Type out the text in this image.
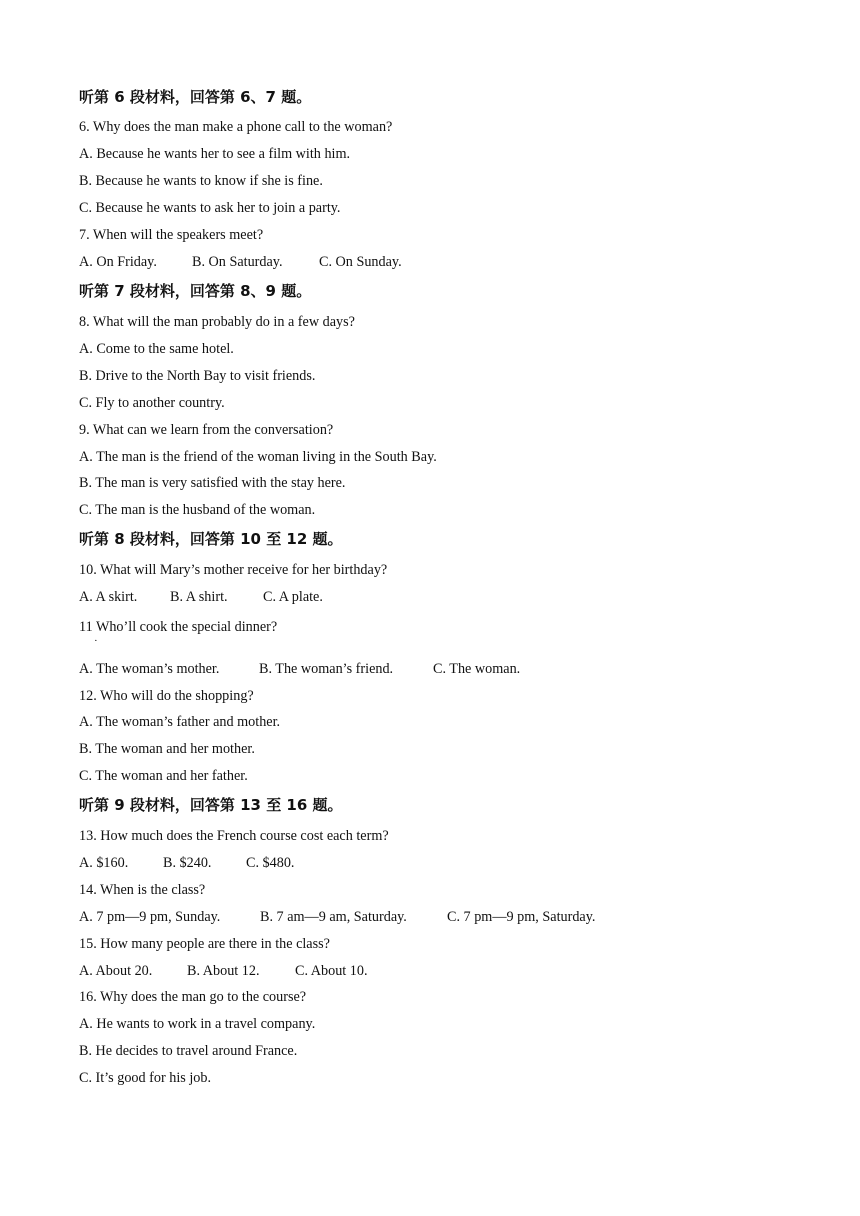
·
听第 6 段材料，回答第 6、7 题。
6. Why does the man make a phone call to the woman?
A. Because he wants her to see a film with him.
B. Because he wants to know if she is fine.
C. Because he wants to ask her to join a party.
7. When will the speakers meet?
A. On Friday. B. On Saturday.	C. On Sunday.
听第 7 段材料，回答第 8、9 题。
8. What will the man probably do in a few days?
A. Come to the same hotel.
B. Drive to the North Bay to visit friends.
C. Fly to another country.
9. What can we learn from the conversation?
A. The man is the friend of the woman living in the South Bay.
B. The man is very satisfied with the stay here.
C. The man is the husband of the woman.
听第 8 段材料，回答第 10 至 12 题。
10. What will Mary’s mother receive for her birthday?
A. A skirt. B. A shirt. C. A plate.
11 Who’ll cook the special dinner?
A. The woman’s mother.	B. The woman’s friend.	C. The woman.
12. Who will do the shopping?
A. The woman’s father and mother.
B. The woman and her mother.
C. The woman and her father.
听第 9 段材料，回答第 13 至 16 题。
13. How much does the French course cost each term?
A. $160. B. $240. C. $480.
14. When is the class?
A. 7 pm—9 pm, Sunday.	B. 7 am—9 am, Saturday.	C. 7 pm—9 pm, Saturday.
15. How many people are there in the class?
A. About 20. B. About 12. C. About 10.
16. Why does the man go to the course?
A. He wants to work in a travel company.
B. He decides to travel around France.
C. It’s good for his job.
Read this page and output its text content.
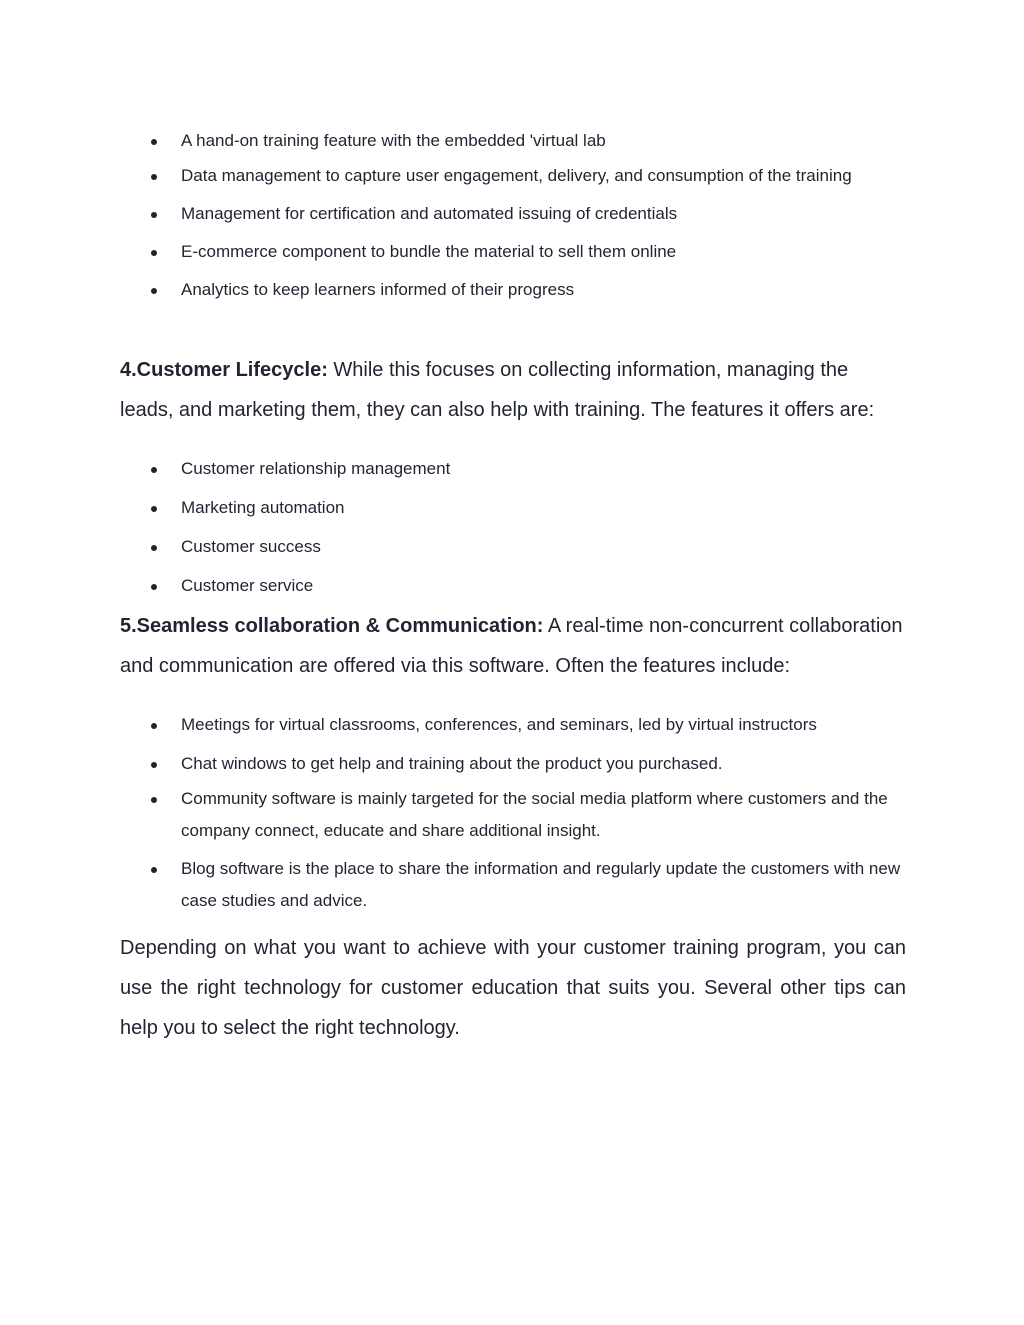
A hand-on training feature with the embedded 'virtual lab
Data management to capture user engagement, delivery, and consumption of the training
Management for certification and automated issuing of credentials
E-commerce component to bundle the material to sell them online
Analytics to keep learners informed of their progress

4.Customer Lifecycle: While this focuses on collecting information, managing the leads, and marketing them, they can also help with training. The features it offers are:

Customer relationship management
Marketing automation
Customer success
Customer service

5.Seamless collaboration & Communication: A real-time non-concurrent collaboration and communication are offered via this software. Often the features include:

Meetings for virtual classrooms, conferences, and seminars, led by virtual instructors
Chat windows to get help and training about the product you purchased.
Community software is mainly targeted for the social media platform where customers and the company connect, educate and share additional insight.
Blog software is the place to share the information and regularly update the customers with new case studies and advice.

Depending on what you want to achieve with your customer training program, you can use the right technology for customer education that suits you. Several other tips can help you to select the right technology.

____________________

Leaving out the pictures, repeat the data above exactly.

__Problem solution__:
Type out the text in this image.
·
听第 6 段材料，回答第 6、7 题。
6. Why does the man make a phone call to the woman?
A. Because he wants her to see a film with him.
B. Because he wants to know if she is fine.
C. Because he wants to ask her to join a party.
7. When will the speakers meet?
A. On Friday. B. On Saturday.	C. On Sunday.
听第 7 段材料，回答第 8、9 题。
8. What will the man probably do in a few days?
A. Come to the same hotel.
B. Drive to the North Bay to visit friends.
C. Fly to another country.
9. What can we learn from the conversation?
A. The man is the friend of the woman living in the South Bay.
B. The man is very satisfied with the stay here.
C. The man is the husband of the woman.
听第 8 段材料，回答第 10 至 12 题。
10. What will Mary’s mother receive for her birthday?
A. A skirt. B. A shirt. C. A plate.
11 Who’ll cook the special dinner?
A. The woman’s mother.	B. The woman’s friend.	C. The woman.
12. Who will do the shopping?
A. The woman’s father and mother.
B. The woman and her mother.
C. The woman and her father.
听第 9 段材料，回答第 13 至 16 题。
13. How much does the French course cost each term?
A. $160. B. $240. C. $480.
14. When is the class?
A. 7 pm—9 pm, Sunday.	B. 7 am—9 am, Saturday.	C. 7 pm—9 pm, Saturday.
15. How many people are there in the class?
A. About 20. B. About 12. C. About 10.
16. Why does the man go to the course?
A. He wants to work in a travel company.
B. He decides to travel around France.
C. It’s good for his job.
Read this page and output its text content.
A hand-on training feature with the embedded 'virtual lab
Data management to capture user engagement, delivery, and consumption of the training
Management for certification and automated issuing of credentials
E-commerce component to bundle the material to sell them online
Analytics to keep learners informed of their progress

4.Customer Lifecycle: While this focuses on collecting information, managing the leads, and marketing them, they can also help with training. The features it offers are:

Customer relationship management
Marketing automation
Customer success
Customer service

5.Seamless collaboration & Communication: A real-time non-concurrent collaboration and communication are offered via this software. Often the features include:

Meetings for virtual classrooms, conferences, and seminars, led by virtual instructors
Chat windows to get help and training about the product you purchased.
Community software is mainly targeted for the social media platform where customers and the company connect, educate and share additional insight.
Blog software is the place to share the information and regularly update the customers with new case studies and advice.

Depending on what you want to achieve with your customer training program, you can use the right technology for customer education that suits you. Several other tips can help you to select the right technology.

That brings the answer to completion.